Data for this task:
* START *

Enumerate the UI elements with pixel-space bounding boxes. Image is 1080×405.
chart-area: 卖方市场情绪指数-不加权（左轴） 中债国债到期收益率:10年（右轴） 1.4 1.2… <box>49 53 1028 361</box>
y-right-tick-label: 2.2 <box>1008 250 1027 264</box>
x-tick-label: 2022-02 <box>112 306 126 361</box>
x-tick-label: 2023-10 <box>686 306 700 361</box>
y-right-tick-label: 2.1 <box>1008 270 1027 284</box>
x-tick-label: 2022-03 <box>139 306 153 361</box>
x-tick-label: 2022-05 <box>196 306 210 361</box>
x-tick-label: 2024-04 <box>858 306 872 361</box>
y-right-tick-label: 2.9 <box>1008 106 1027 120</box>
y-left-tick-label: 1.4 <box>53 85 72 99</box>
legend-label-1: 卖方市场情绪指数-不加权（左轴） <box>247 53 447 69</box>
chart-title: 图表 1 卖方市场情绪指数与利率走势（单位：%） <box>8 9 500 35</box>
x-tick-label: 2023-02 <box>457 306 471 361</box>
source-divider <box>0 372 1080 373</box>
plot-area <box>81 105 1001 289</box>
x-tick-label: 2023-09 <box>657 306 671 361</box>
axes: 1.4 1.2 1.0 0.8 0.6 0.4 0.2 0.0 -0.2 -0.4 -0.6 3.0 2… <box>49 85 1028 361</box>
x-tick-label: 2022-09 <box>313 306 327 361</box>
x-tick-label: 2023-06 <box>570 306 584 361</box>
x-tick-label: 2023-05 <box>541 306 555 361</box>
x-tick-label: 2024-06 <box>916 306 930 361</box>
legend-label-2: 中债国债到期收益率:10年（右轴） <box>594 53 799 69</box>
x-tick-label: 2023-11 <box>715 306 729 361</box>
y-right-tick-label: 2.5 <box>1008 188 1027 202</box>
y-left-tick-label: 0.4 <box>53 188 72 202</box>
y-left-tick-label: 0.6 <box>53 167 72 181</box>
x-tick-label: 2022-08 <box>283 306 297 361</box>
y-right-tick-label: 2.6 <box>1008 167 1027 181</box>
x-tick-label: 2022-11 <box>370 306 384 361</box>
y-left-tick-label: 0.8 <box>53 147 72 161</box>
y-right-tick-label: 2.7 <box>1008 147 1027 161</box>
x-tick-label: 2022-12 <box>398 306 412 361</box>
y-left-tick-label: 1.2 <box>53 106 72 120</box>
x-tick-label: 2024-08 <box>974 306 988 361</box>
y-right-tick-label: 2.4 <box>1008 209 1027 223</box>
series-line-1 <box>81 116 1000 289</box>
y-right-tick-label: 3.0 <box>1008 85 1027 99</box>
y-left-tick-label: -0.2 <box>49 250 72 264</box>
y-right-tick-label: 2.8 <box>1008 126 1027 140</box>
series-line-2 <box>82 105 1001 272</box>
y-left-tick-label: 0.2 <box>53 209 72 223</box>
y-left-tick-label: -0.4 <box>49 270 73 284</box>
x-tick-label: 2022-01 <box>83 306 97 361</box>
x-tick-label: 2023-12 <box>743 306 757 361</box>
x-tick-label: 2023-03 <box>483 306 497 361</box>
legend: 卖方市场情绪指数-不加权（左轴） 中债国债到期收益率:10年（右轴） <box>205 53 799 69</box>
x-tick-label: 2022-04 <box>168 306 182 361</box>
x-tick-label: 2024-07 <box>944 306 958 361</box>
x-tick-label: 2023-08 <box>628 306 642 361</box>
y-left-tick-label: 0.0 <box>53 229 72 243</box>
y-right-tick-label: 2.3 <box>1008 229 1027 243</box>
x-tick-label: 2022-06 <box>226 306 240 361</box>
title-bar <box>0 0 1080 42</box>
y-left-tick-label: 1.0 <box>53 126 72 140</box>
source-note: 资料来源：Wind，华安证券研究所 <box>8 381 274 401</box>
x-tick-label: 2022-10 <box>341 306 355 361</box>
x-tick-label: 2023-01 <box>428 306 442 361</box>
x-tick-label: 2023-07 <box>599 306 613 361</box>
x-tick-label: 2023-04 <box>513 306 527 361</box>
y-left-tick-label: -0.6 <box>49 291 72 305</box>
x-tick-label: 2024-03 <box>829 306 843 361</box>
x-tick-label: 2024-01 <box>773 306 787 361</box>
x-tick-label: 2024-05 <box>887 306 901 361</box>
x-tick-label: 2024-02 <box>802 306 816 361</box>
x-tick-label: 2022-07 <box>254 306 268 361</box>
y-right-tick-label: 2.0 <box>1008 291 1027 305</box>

* END *
* START *

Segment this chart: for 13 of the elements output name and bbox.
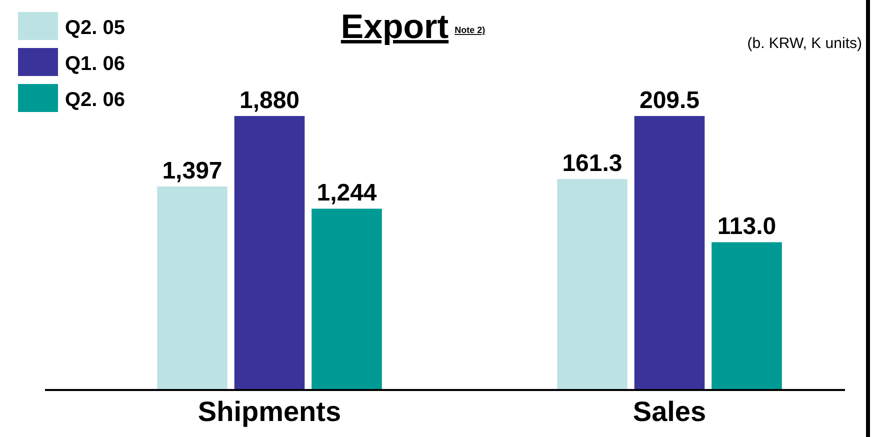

* END *

Reproduce the listing lines from the one containing "Enumerate the UI" through the one containing "x-tick-label: 2024-04 <box>858", both included, with nothing altered.

Enumerate the UI elements with pixel-space bounding boxes. Image is 1080×405.
chart-area: 卖方市场情绪指数-不加权（左轴） 中债国债到期收益率:10年（右轴） 1.4 1.2… <box>49 53 1028 361</box>
y-right-tick-label: 2.2 <box>1008 250 1027 264</box>
x-tick-label: 2022-02 <box>112 306 126 361</box>
x-tick-label: 2023-10 <box>686 306 700 361</box>
y-right-tick-label: 2.1 <box>1008 270 1027 284</box>
x-tick-label: 2022-03 <box>139 306 153 361</box>
x-tick-label: 2022-05 <box>196 306 210 361</box>
x-tick-label: 2024-04 <box>858 306 872 361</box>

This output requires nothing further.